Start THE DATA
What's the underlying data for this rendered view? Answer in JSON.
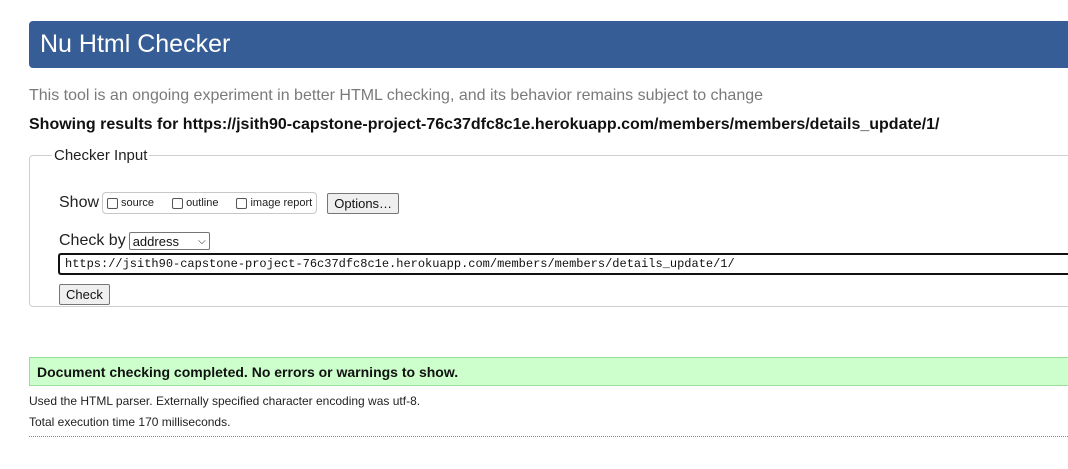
{
  "header": {
    "title": "Nu Html Checker"
  },
  "tagline": "This tool is an ongoing experiment in better HTML checking, and its behavior remains subject to change",
  "results_for": "Showing results for https://jsith90-capstone-project-76c37dfc8c1e.herokuapp.com/members/members/details_update/1/",
  "checker_input": {
    "legend": "Checker Input",
    "show_label": "Show",
    "show_options": [
      {
        "label": "source",
        "checked": false
      },
      {
        "label": "outline",
        "checked": false
      },
      {
        "label": "image report",
        "checked": false
      }
    ],
    "options_button": "Options…",
    "check_by_label": "Check by",
    "check_by_selected": "address",
    "url_value": "https://jsith90-capstone-project-76c37dfc8c1e.herokuapp.com/members/members/details_update/1/",
    "check_button": "Check"
  },
  "result": {
    "status": "Document checking completed. No errors or warnings to show.",
    "status_color": "#ccffcc",
    "parser_info": "Used the HTML parser. Externally specified character encoding was utf-8.",
    "execution_time": "Total execution time 170 milliseconds."
  },
  "colors": {
    "header_bg": "#365d95",
    "tagline": "#7a7a7a"
  },
  "icons": {
    "select_arrow": "chevron-down-icon"
  }
}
End THE DATA
WHAT NEEDS TO BE DONE: Repeat the records word for word. Any picture in them should be left out.

RESULT BELOW:
What's the underlying data for this rendered view? Answer in JSON.
{
  "header": {
    "title": "Nu Html Checker"
  },
  "tagline": "This tool is an ongoing experiment in better HTML checking, and its behavior remains subject to change",
  "results_for": "Showing results for https://jsith90-capstone-project-76c37dfc8c1e.herokuapp.com/members/members/details_update/1/",
  "checker_input": {
    "legend": "Checker Input",
    "show_label": "Show",
    "show_options": [
      {
        "label": "source",
        "checked": false
      },
      {
        "label": "outline",
        "checked": false
      },
      {
        "label": "image report",
        "checked": false
      }
    ],
    "options_button": "Options…",
    "check_by_label": "Check by",
    "check_by_selected": "address",
    "url_value": "https://jsith90-capstone-project-76c37dfc8c1e.herokuapp.com/members/members/details_update/1/",
    "check_button": "Check"
  },
  "result": {
    "status": "Document checking completed. No errors or warnings to show.",
    "status_color": "#ccffcc",
    "parser_info": "Used the HTML parser. Externally specified character encoding was utf-8.",
    "execution_time": "Total execution time 170 milliseconds."
  },
  "colors": {
    "header_bg": "#365d95",
    "tagline": "#7a7a7a"
  },
  "icons": {
    "select_arrow": "chevron-down-icon"
  }
}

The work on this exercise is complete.